* _Description of the task_
Return all the data below as it stands, minus the pictures.

(Data excerpts)
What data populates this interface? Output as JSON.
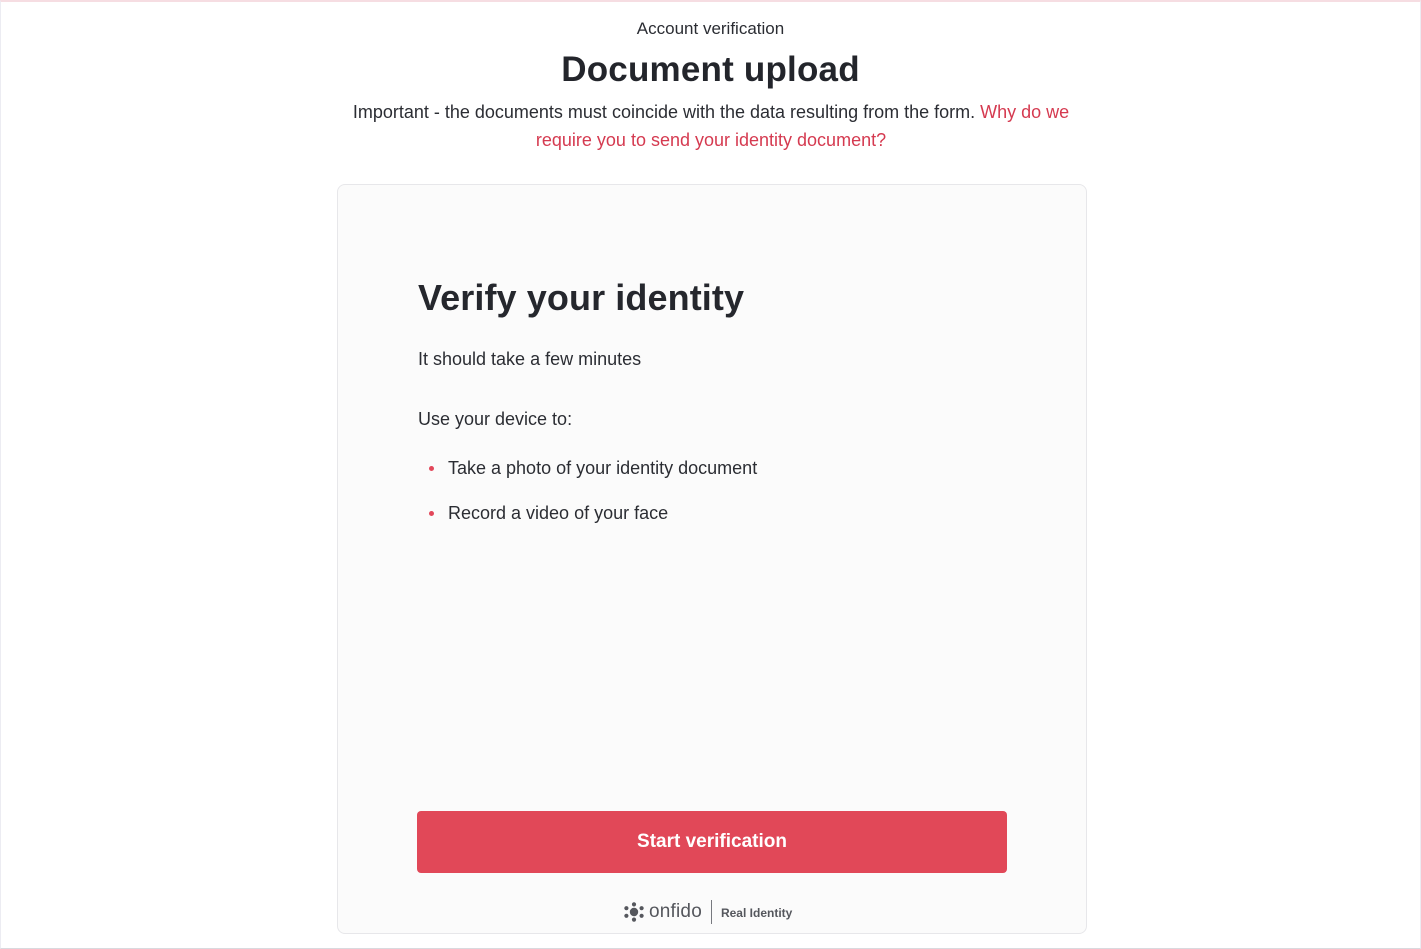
{
  "header": {
    "eyebrow": "Account verification",
    "title": "Document upload",
    "notice_text": "Important - the documents must coincide with the data resulting from the form. ",
    "notice_link": "Why do we require you to send your identity document?"
  },
  "card": {
    "title": "Verify your identity",
    "subtitle": "It should take a few minutes",
    "intro": "Use your device to:",
    "steps": [
      "Take a photo of your identity document",
      "Record a video of your face"
    ],
    "button_label": "Start verification",
    "brand_name": "onfido",
    "brand_tagline": "Real Identity"
  },
  "colors": {
    "accent": "#e14858",
    "link": "#d53a50",
    "card_background": "#fbfbfb"
  },
  "icons": {
    "bullet": "bullet-dot-icon",
    "brand": "onfido-logo-icon"
  }
}
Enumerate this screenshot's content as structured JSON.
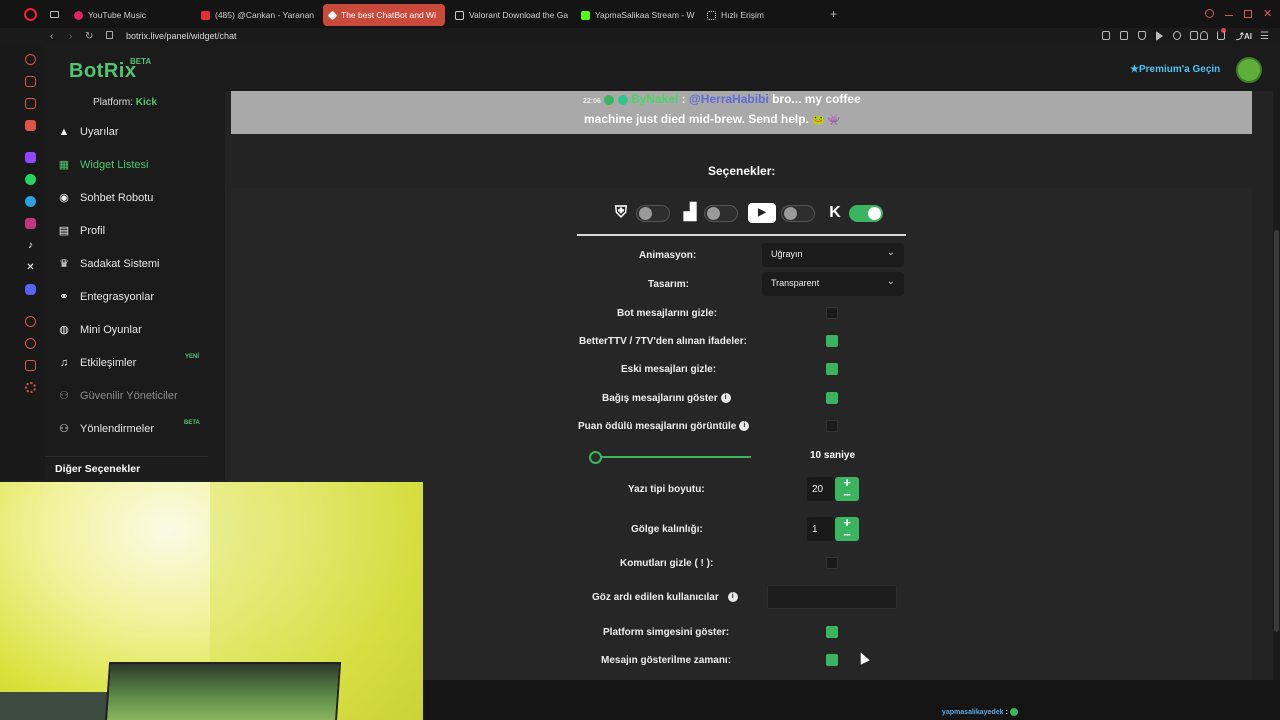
{
  "browser": {
    "tabs": [
      {
        "label": "YouTube Music",
        "color": "#e0245e"
      },
      {
        "label": "(485) @Cankan - Yaranan",
        "color": "#e03030"
      },
      {
        "label": "The best ChatBot and Wi",
        "color": "#ffffff"
      },
      {
        "label": "Valorant Download the Ga",
        "color": "#cfcfcf"
      },
      {
        "label": "YapmaSalikaa Stream - W",
        "color": "#53fc18"
      },
      {
        "label": "Hızlı Erişim",
        "color": "#cfcfcf"
      }
    ],
    "new_tab": "+",
    "url": "botrix.live/panel/widget/chat",
    "ai_label": "AI"
  },
  "brand": {
    "name": "BotRix",
    "badge": "BETA",
    "accent": "#53c46f"
  },
  "header": {
    "premium": "★Premium'a Geçin"
  },
  "sidebar": {
    "platform_label": "Platform:",
    "platform_value": "Kick",
    "items": [
      {
        "label": "Uyarılar",
        "icon": "warning-icon"
      },
      {
        "label": "Widget Listesi",
        "icon": "grid-icon"
      },
      {
        "label": "Sohbet Robotu",
        "icon": "robot-icon"
      },
      {
        "label": "Profil",
        "icon": "id-card-icon"
      },
      {
        "label": "Sadakat Sistemi",
        "icon": "trophy-icon"
      },
      {
        "label": "Entegrasyonlar",
        "icon": "plug-icon"
      },
      {
        "label": "Mini Oyunlar",
        "icon": "gamepad-icon"
      },
      {
        "label": "Etkileşimler",
        "icon": "music-icon",
        "badge": "YENİ"
      },
      {
        "label": "Güvenilir Yöneticiler",
        "icon": "users-icon"
      },
      {
        "label": "Yönlendirmeler",
        "icon": "group-icon",
        "badge": "BETA"
      }
    ],
    "other_options": "Diğer Seçenekler"
  },
  "preview": {
    "time": "22:06",
    "user": "ByNakel",
    "sep": ":",
    "mention": "@HerraHabibi",
    "text1": "bro... my coffee",
    "text2": "machine just died mid-brew. Send help.",
    "emotes": "🐸 👾"
  },
  "options": {
    "title": "Seçenekler:",
    "platforms": [
      {
        "name": "kick-alt-icon",
        "on": false
      },
      {
        "name": "twitch-icon",
        "on": false
      },
      {
        "name": "youtube-icon",
        "on": false
      },
      {
        "name": "kick-icon",
        "on": true
      }
    ],
    "animation": {
      "label": "Animasyon:",
      "value": "Uğrayın"
    },
    "design": {
      "label": "Tasarım:",
      "value": "Transparent"
    },
    "hide_bot": {
      "label": "Bot mesajlarını gizle:",
      "checked": false
    },
    "bttv": {
      "label": "BetterTTV / 7TV'den alınan ifadeler:",
      "checked": true
    },
    "hide_old": {
      "label": "Eski mesajları gizle:",
      "checked": true
    },
    "donations": {
      "label": "Bağış mesajlarını göster",
      "checked": true
    },
    "points": {
      "label": "Puan ödülü mesajlarını görüntüle",
      "checked": false
    },
    "duration": {
      "value": "10 saniye",
      "fraction": 0.03
    },
    "font_size": {
      "label": "Yazı tipi boyutu:",
      "value": "20"
    },
    "shadow": {
      "label": "Gölge kalınlığı:",
      "value": "1"
    },
    "hide_commands": {
      "label": "Komutları gizle ( ! ):",
      "checked": false
    },
    "ignored_users": {
      "label": "Göz ardı edilen kullanıcılar",
      "value": ""
    },
    "platform_icon": {
      "label": "Platform simgesini göster:",
      "checked": true
    },
    "msg_time": {
      "label": "Mesajın gösterilme zamanı:",
      "checked": true
    }
  },
  "footer": {
    "user": "yapmasalikayedek",
    "sep": ":"
  }
}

* _Answer to this exercise_
What data populates this interface? Output as JSON.
{
  "header": {
    "eyebrow": "Account verification",
    "title": "Document upload",
    "notice_text": "Important - the documents must coincide with the data resulting from the form. ",
    "notice_link": "Why do we require you to send your identity document?"
  },
  "card": {
    "title": "Verify your identity",
    "subtitle": "It should take a few minutes",
    "intro": "Use your device to:",
    "steps": [
      "Take a photo of your identity document",
      "Record a video of your face"
    ],
    "button_label": "Start verification",
    "brand_name": "onfido",
    "brand_tagline": "Real Identity"
  },
  "colors": {
    "accent": "#e14858",
    "link": "#d53a50",
    "card_background": "#fbfbfb"
  },
  "icons": {
    "bullet": "bullet-dot-icon",
    "brand": "onfido-logo-icon"
  }
}
Enumerate this screenshot's content as structured JSON.
{
  "browser": {
    "tabs": [
      {
        "label": "YouTube Music",
        "color": "#e0245e"
      },
      {
        "label": "(485) @Cankan - Yaranan",
        "color": "#e03030"
      },
      {
        "label": "The best ChatBot and Wi",
        "color": "#ffffff"
      },
      {
        "label": "Valorant Download the Ga",
        "color": "#cfcfcf"
      },
      {
        "label": "YapmaSalikaa Stream - W",
        "color": "#53fc18"
      },
      {
        "label": "Hızlı Erişim",
        "color": "#cfcfcf"
      }
    ],
    "new_tab": "+",
    "url": "botrix.live/panel/widget/chat",
    "ai_label": "AI"
  },
  "brand": {
    "name": "BotRix",
    "badge": "BETA",
    "accent": "#53c46f"
  },
  "header": {
    "premium": "★Premium'a Geçin"
  },
  "sidebar": {
    "platform_label": "Platform:",
    "platform_value": "Kick",
    "items": [
      {
        "label": "Uyarılar",
        "icon": "warning-icon"
      },
      {
        "label": "Widget Listesi",
        "icon": "grid-icon"
      },
      {
        "label": "Sohbet Robotu",
        "icon": "robot-icon"
      },
      {
        "label": "Profil",
        "icon": "id-card-icon"
      },
      {
        "label": "Sadakat Sistemi",
        "icon": "trophy-icon"
      },
      {
        "label": "Entegrasyonlar",
        "icon": "plug-icon"
      },
      {
        "label": "Mini Oyunlar",
        "icon": "gamepad-icon"
      },
      {
        "label": "Etkileşimler",
        "icon": "music-icon",
        "badge": "YENİ"
      },
      {
        "label": "Güvenilir Yöneticiler",
        "icon": "users-icon"
      },
      {
        "label": "Yönlendirmeler",
        "icon": "group-icon",
        "badge": "BETA"
      }
    ],
    "other_options": "Diğer Seçenekler"
  },
  "preview": {
    "time": "22:06",
    "user": "ByNakel",
    "sep": ":",
    "mention": "@HerraHabibi",
    "text1": "bro... my coffee",
    "text2": "machine just died mid-brew. Send help.",
    "emotes": "🐸 👾"
  },
  "options": {
    "title": "Seçenekler:",
    "platforms": [
      {
        "name": "kick-alt-icon",
        "on": false
      },
      {
        "name": "twitch-icon",
        "on": false
      },
      {
        "name": "youtube-icon",
        "on": false
      },
      {
        "name": "kick-icon",
        "on": true
      }
    ],
    "animation": {
      "label": "Animasyon:",
      "value": "Uğrayın"
    },
    "design": {
      "label": "Tasarım:",
      "value": "Transparent"
    },
    "hide_bot": {
      "label": "Bot mesajlarını gizle:",
      "checked": false
    },
    "bttv": {
      "label": "BetterTTV / 7TV'den alınan ifadeler:",
      "checked": true
    },
    "hide_old": {
      "label": "Eski mesajları gizle:",
      "checked": true
    },
    "donations": {
      "label": "Bağış mesajlarını göster",
      "checked": true
    },
    "points": {
      "label": "Puan ödülü mesajlarını görüntüle",
      "checked": false
    },
    "duration": {
      "value": "10 saniye",
      "fraction": 0.03
    },
    "font_size": {
      "label": "Yazı tipi boyutu:",
      "value": "20"
    },
    "shadow": {
      "label": "Gölge kalınlığı:",
      "value": "1"
    },
    "hide_commands": {
      "label": "Komutları gizle ( ! ):",
      "checked": false
    },
    "ignored_users": {
      "label": "Göz ardı edilen kullanıcılar",
      "value": ""
    },
    "platform_icon": {
      "label": "Platform simgesini göster:",
      "checked": true
    },
    "msg_time": {
      "label": "Mesajın gösterilme zamanı:",
      "checked": true
    }
  },
  "footer": {
    "user": "yapmasalikayedek",
    "sep": ":"
  }
}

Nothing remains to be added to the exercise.